Copy out every record below exactly as written, but leave out any pictures.

Figure data in JSON:

══════════

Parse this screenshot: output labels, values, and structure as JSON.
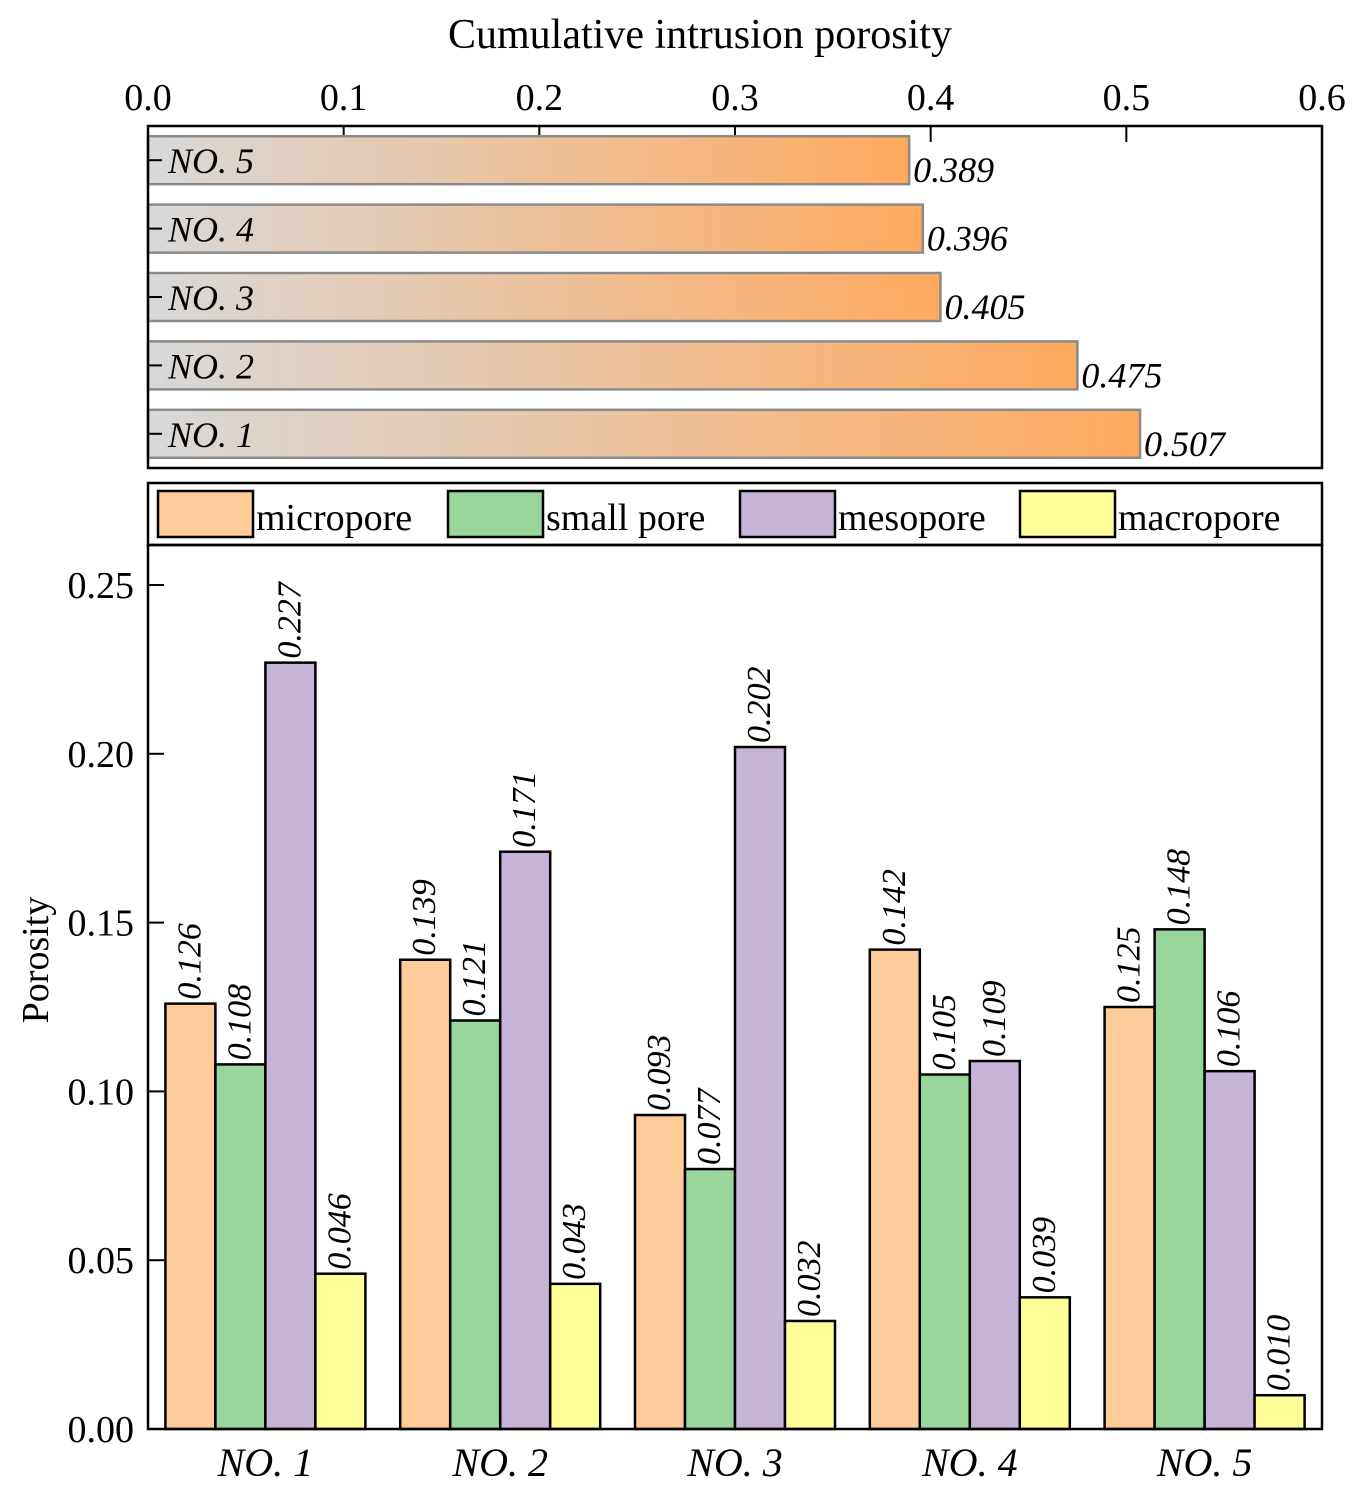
{
  "chart_data": [
    {
      "type": "bar",
      "orientation": "horizontal",
      "title": "Cumulative intrusion porosity",
      "categories": [
        "NO. 5",
        "NO. 4",
        "NO. 3",
        "NO. 2",
        "NO. 1"
      ],
      "values": [
        0.389,
        0.396,
        0.405,
        0.475,
        0.507
      ],
      "value_labels": [
        "0.389",
        "0.396",
        "0.405",
        "0.475",
        "0.507"
      ],
      "xlim": [
        0.0,
        0.6
      ],
      "x_ticks": [
        "0.0",
        "0.1",
        "0.2",
        "0.3",
        "0.4",
        "0.5",
        "0.6"
      ],
      "x_tick_values": [
        0.0,
        0.1,
        0.2,
        0.3,
        0.4,
        0.5,
        0.6
      ],
      "axis_position": "top",
      "bar_gradient": [
        "#d9d9d9",
        "#ffa95e"
      ],
      "bar_edge": "#8a8a8a",
      "grid": false
    },
    {
      "type": "bar",
      "orientation": "vertical",
      "ylabel": "Porosity",
      "categories": [
        "NO. 1",
        "NO. 2",
        "NO. 3",
        "NO. 4",
        "NO. 5"
      ],
      "series": [
        {
          "name": "micropore",
          "color": "#ffcc99",
          "values": [
            0.126,
            0.139,
            0.093,
            0.142,
            0.125
          ],
          "labels": [
            "0.126",
            "0.139",
            "0.093",
            "0.142",
            "0.125"
          ]
        },
        {
          "name": "small pore",
          "color": "#99d699",
          "values": [
            0.108,
            0.121,
            0.077,
            0.105,
            0.148
          ],
          "labels": [
            "0.108",
            "0.121",
            "0.077",
            "0.105",
            "0.148"
          ]
        },
        {
          "name": "mesopore",
          "color": "#c6b4d8",
          "values": [
            0.227,
            0.171,
            0.202,
            0.109,
            0.106
          ],
          "labels": [
            "0.227",
            "0.171",
            "0.202",
            "0.109",
            "0.106"
          ]
        },
        {
          "name": "macropore",
          "color": "#ffff99",
          "values": [
            0.046,
            0.043,
            0.032,
            0.039,
            0.01
          ],
          "labels": [
            "0.046",
            "0.043",
            "0.032",
            "0.039",
            "0.010"
          ]
        }
      ],
      "ylim": [
        0.0,
        0.26
      ],
      "y_ticks": [
        "0.00",
        "0.05",
        "0.10",
        "0.15",
        "0.20",
        "0.25"
      ],
      "y_tick_values": [
        0.0,
        0.05,
        0.1,
        0.15,
        0.2,
        0.25
      ],
      "legend_position": "top",
      "grid": false
    }
  ]
}
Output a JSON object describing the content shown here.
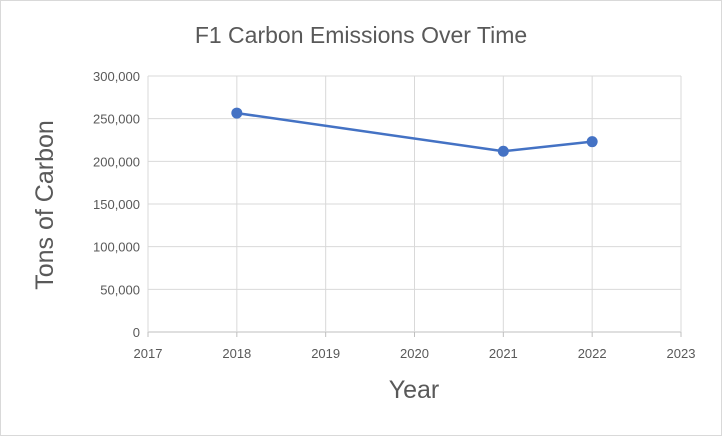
{
  "chart_data": {
    "type": "scatter",
    "title": "F1 Carbon Emissions Over Time",
    "xlabel": "Year",
    "ylabel": "Tons of Carbon",
    "xlim": [
      2017,
      2023
    ],
    "ylim": [
      0,
      300000
    ],
    "x_ticks": [
      "2017",
      "2018",
      "2019",
      "2020",
      "2021",
      "2022",
      "2023"
    ],
    "y_ticks": [
      "0",
      "50,000",
      "100,000",
      "150,000",
      "200,000",
      "250,000",
      "300,000"
    ],
    "grid": true,
    "legend": "none",
    "series": [
      {
        "points": [
          {
            "x": 2018,
            "y": 256551
          },
          {
            "x": 2021,
            "y": 211860
          },
          {
            "x": 2022,
            "y": 223031
          }
        ],
        "color": "#4472c4",
        "connected": true,
        "marker": "circle"
      }
    ]
  }
}
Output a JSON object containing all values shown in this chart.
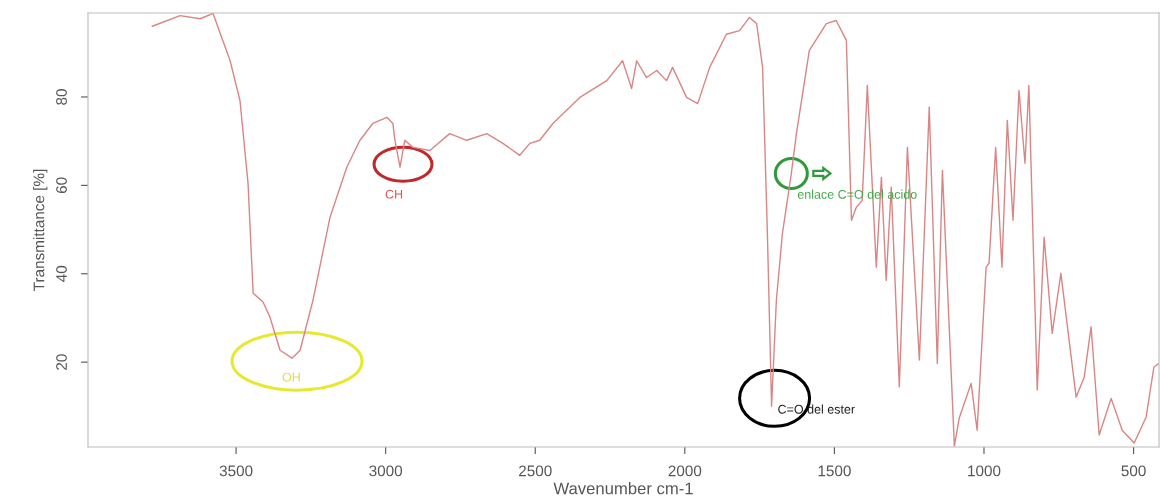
{
  "chart_data": {
    "type": "line",
    "xlabel": "Wavenumber cm-1",
    "ylabel": "Transmittance [%]",
    "xlim": [
      3995,
      415
    ],
    "ylim": [
      0.8,
      99
    ],
    "xticks": [
      3500,
      3000,
      2500,
      2000,
      1500,
      1000,
      500
    ],
    "yticks": [
      20,
      40,
      60,
      80
    ],
    "grid": false,
    "legend": false,
    "marker": "none",
    "line_style": "solid",
    "x": [
      3780,
      3687,
      3620,
      3577,
      3520,
      3487,
      3460,
      3443,
      3410,
      3387,
      3353,
      3313,
      3286,
      3243,
      3186,
      3130,
      3086,
      3043,
      2996,
      2976,
      2969,
      2952,
      2936,
      2909,
      2852,
      2786,
      2729,
      2662,
      2608,
      2552,
      2518,
      2485,
      2441,
      2351,
      2261,
      2208,
      2178,
      2161,
      2128,
      2094,
      2061,
      2041,
      1994,
      1957,
      1917,
      1861,
      1817,
      1784,
      1760,
      1740,
      1724,
      1710,
      1694,
      1674,
      1644,
      1627,
      1584,
      1527,
      1494,
      1460,
      1443,
      1427,
      1407,
      1390,
      1360,
      1343,
      1327,
      1310,
      1283,
      1256,
      1216,
      1183,
      1156,
      1139,
      1099,
      1083,
      1043,
      1023,
      993,
      983,
      961,
      940,
      922,
      903,
      883,
      863,
      850,
      822,
      799,
      772,
      743,
      692,
      665,
      642,
      615,
      575,
      538,
      498,
      458,
      432,
      415
    ],
    "series": [
      {
        "color": "#d98585",
        "values": [
          96,
          98.4,
          97.7,
          98.9,
          88.2,
          79.2,
          60.4,
          35.6,
          33.6,
          30.2,
          22.7,
          20.9,
          22.7,
          34,
          52.8,
          64.1,
          70.2,
          74,
          75.4,
          74,
          70.2,
          64.1,
          70.2,
          68.6,
          67.9,
          71.7,
          70.2,
          71.7,
          69.5,
          66.8,
          69.5,
          70.2,
          74,
          79.9,
          83.7,
          88.2,
          81.9,
          88.2,
          84.4,
          86,
          83.7,
          86.7,
          79.9,
          78.5,
          86.7,
          94.2,
          95,
          98,
          96.6,
          86.7,
          49,
          10,
          34,
          49,
          62.7,
          71.7,
          90.5,
          96.6,
          97.3,
          92.8,
          52.1,
          55,
          56.6,
          82.6,
          41.5,
          61.8,
          38.5,
          59.6,
          14.4,
          68.6,
          20.5,
          77.7,
          19.7,
          63.4,
          1,
          7.3,
          15.2,
          4.6,
          41.5,
          42.4,
          68.6,
          41.5,
          74.7,
          52.1,
          81.5,
          65,
          82.6,
          13.7,
          48.3,
          26.5,
          40.1,
          12.1,
          16.6,
          28,
          3.5,
          11.8,
          4.6,
          1.7,
          7.6,
          18.9,
          19.7
        ]
      }
    ],
    "annotations": [
      {
        "text": "OH",
        "x": 3313,
        "y": 20.9
      },
      {
        "text": "CH",
        "x": 2952,
        "y": 64.1
      },
      {
        "text": "enlace C=O del acido",
        "x": 1644,
        "y": 62.7
      },
      {
        "text": "C=O del ester",
        "x": 1710,
        "y": 10
      }
    ]
  }
}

══════════

» Answer to this task:
Parse this screenshot: output labels, values, and structure as JSON.
{
  "chart_data": [
    {
      "type": "bar",
      "orientation": "horizontal",
      "title": "Cumulative intrusion porosity",
      "categories": [
        "NO. 5",
        "NO. 4",
        "NO. 3",
        "NO. 2",
        "NO. 1"
      ],
      "values": [
        0.389,
        0.396,
        0.405,
        0.475,
        0.507
      ],
      "value_labels": [
        "0.389",
        "0.396",
        "0.405",
        "0.475",
        "0.507"
      ],
      "xlim": [
        0.0,
        0.6
      ],
      "x_ticks": [
        "0.0",
        "0.1",
        "0.2",
        "0.3",
        "0.4",
        "0.5",
        "0.6"
      ],
      "x_tick_values": [
        0.0,
        0.1,
        0.2,
        0.3,
        0.4,
        0.5,
        0.6
      ],
      "axis_position": "top",
      "bar_gradient": [
        "#d9d9d9",
        "#ffa95e"
      ],
      "bar_edge": "#8a8a8a",
      "grid": false
    },
    {
      "type": "bar",
      "orientation": "vertical",
      "ylabel": "Porosity",
      "categories": [
        "NO. 1",
        "NO. 2",
        "NO. 3",
        "NO. 4",
        "NO. 5"
      ],
      "series": [
        {
          "name": "micropore",
          "color": "#ffcc99",
          "values": [
            0.126,
            0.139,
            0.093,
            0.142,
            0.125
          ],
          "labels": [
            "0.126",
            "0.139",
            "0.093",
            "0.142",
            "0.125"
          ]
        },
        {
          "name": "small pore",
          "color": "#99d699",
          "values": [
            0.108,
            0.121,
            0.077,
            0.105,
            0.148
          ],
          "labels": [
            "0.108",
            "0.121",
            "0.077",
            "0.105",
            "0.148"
          ]
        },
        {
          "name": "mesopore",
          "color": "#c6b4d8",
          "values": [
            0.227,
            0.171,
            0.202,
            0.109,
            0.106
          ],
          "labels": [
            "0.227",
            "0.171",
            "0.202",
            "0.109",
            "0.106"
          ]
        },
        {
          "name": "macropore",
          "color": "#ffff99",
          "values": [
            0.046,
            0.043,
            0.032,
            0.039,
            0.01
          ],
          "labels": [
            "0.046",
            "0.043",
            "0.032",
            "0.039",
            "0.010"
          ]
        }
      ],
      "ylim": [
        0.0,
        0.26
      ],
      "y_ticks": [
        "0.00",
        "0.05",
        "0.10",
        "0.15",
        "0.20",
        "0.25"
      ],
      "y_tick_values": [
        0.0,
        0.05,
        0.1,
        0.15,
        0.2,
        0.25
      ],
      "legend_position": "top",
      "grid": false
    }
  ]
}
Output a JSON object describing the content shown here.
{
  "chart_data": {
    "type": "scatter",
    "title": "F1 Carbon Emissions Over Time",
    "xlabel": "Year",
    "ylabel": "Tons of Carbon",
    "xlim": [
      2017,
      2023
    ],
    "ylim": [
      0,
      300000
    ],
    "x_ticks": [
      "2017",
      "2018",
      "2019",
      "2020",
      "2021",
      "2022",
      "2023"
    ],
    "y_ticks": [
      "0",
      "50,000",
      "100,000",
      "150,000",
      "200,000",
      "250,000",
      "300,000"
    ],
    "grid": true,
    "legend": "none",
    "series": [
      {
        "points": [
          {
            "x": 2018,
            "y": 256551
          },
          {
            "x": 2021,
            "y": 211860
          },
          {
            "x": 2022,
            "y": 223031
          }
        ],
        "color": "#4472c4",
        "connected": true,
        "marker": "circle"
      }
    ]
  }
}
Output a JSON object containing all values shown in this chart.
{
  "chart_data": {
    "type": "line",
    "xlabel": "Wavenumber cm-1",
    "ylabel": "Transmittance [%]",
    "xlim": [
      3995,
      415
    ],
    "ylim": [
      0.8,
      99
    ],
    "xticks": [
      3500,
      3000,
      2500,
      2000,
      1500,
      1000,
      500
    ],
    "yticks": [
      20,
      40,
      60,
      80
    ],
    "grid": false,
    "legend": false,
    "marker": "none",
    "line_style": "solid",
    "x": [
      3780,
      3687,
      3620,
      3577,
      3520,
      3487,
      3460,
      3443,
      3410,
      3387,
      3353,
      3313,
      3286,
      3243,
      3186,
      3130,
      3086,
      3043,
      2996,
      2976,
      2969,
      2952,
      2936,
      2909,
      2852,
      2786,
      2729,
      2662,
      2608,
      2552,
      2518,
      2485,
      2441,
      2351,
      2261,
      2208,
      2178,
      2161,
      2128,
      2094,
      2061,
      2041,
      1994,
      1957,
      1917,
      1861,
      1817,
      1784,
      1760,
      1740,
      1724,
      1710,
      1694,
      1674,
      1644,
      1627,
      1584,
      1527,
      1494,
      1460,
      1443,
      1427,
      1407,
      1390,
      1360,
      1343,
      1327,
      1310,
      1283,
      1256,
      1216,
      1183,
      1156,
      1139,
      1099,
      1083,
      1043,
      1023,
      993,
      983,
      961,
      940,
      922,
      903,
      883,
      863,
      850,
      822,
      799,
      772,
      743,
      692,
      665,
      642,
      615,
      575,
      538,
      498,
      458,
      432,
      415
    ],
    "series": [
      {
        "color": "#d98585",
        "values": [
          96,
          98.4,
          97.7,
          98.9,
          88.2,
          79.2,
          60.4,
          35.6,
          33.6,
          30.2,
          22.7,
          20.9,
          22.7,
          34,
          52.8,
          64.1,
          70.2,
          74,
          75.4,
          74,
          70.2,
          64.1,
          70.2,
          68.6,
          67.9,
          71.7,
          70.2,
          71.7,
          69.5,
          66.8,
          69.5,
          70.2,
          74,
          79.9,
          83.7,
          88.2,
          81.9,
          88.2,
          84.4,
          86,
          83.7,
          86.7,
          79.9,
          78.5,
          86.7,
          94.2,
          95,
          98,
          96.6,
          86.7,
          49,
          10,
          34,
          49,
          62.7,
          71.7,
          90.5,
          96.6,
          97.3,
          92.8,
          52.1,
          55,
          56.6,
          82.6,
          41.5,
          61.8,
          38.5,
          59.6,
          14.4,
          68.6,
          20.5,
          77.7,
          19.7,
          63.4,
          1,
          7.3,
          15.2,
          4.6,
          41.5,
          42.4,
          68.6,
          41.5,
          74.7,
          52.1,
          81.5,
          65,
          82.6,
          13.7,
          48.3,
          26.5,
          40.1,
          12.1,
          16.6,
          28,
          3.5,
          11.8,
          4.6,
          1.7,
          7.6,
          18.9,
          19.7
        ]
      }
    ],
    "annotations": [
      {
        "text": "OH",
        "x": 3313,
        "y": 20.9
      },
      {
        "text": "CH",
        "x": 2952,
        "y": 64.1
      },
      {
        "text": "enlace C=O del acido",
        "x": 1644,
        "y": 62.7
      },
      {
        "text": "C=O del ester",
        "x": 1710,
        "y": 10
      }
    ]
  }
}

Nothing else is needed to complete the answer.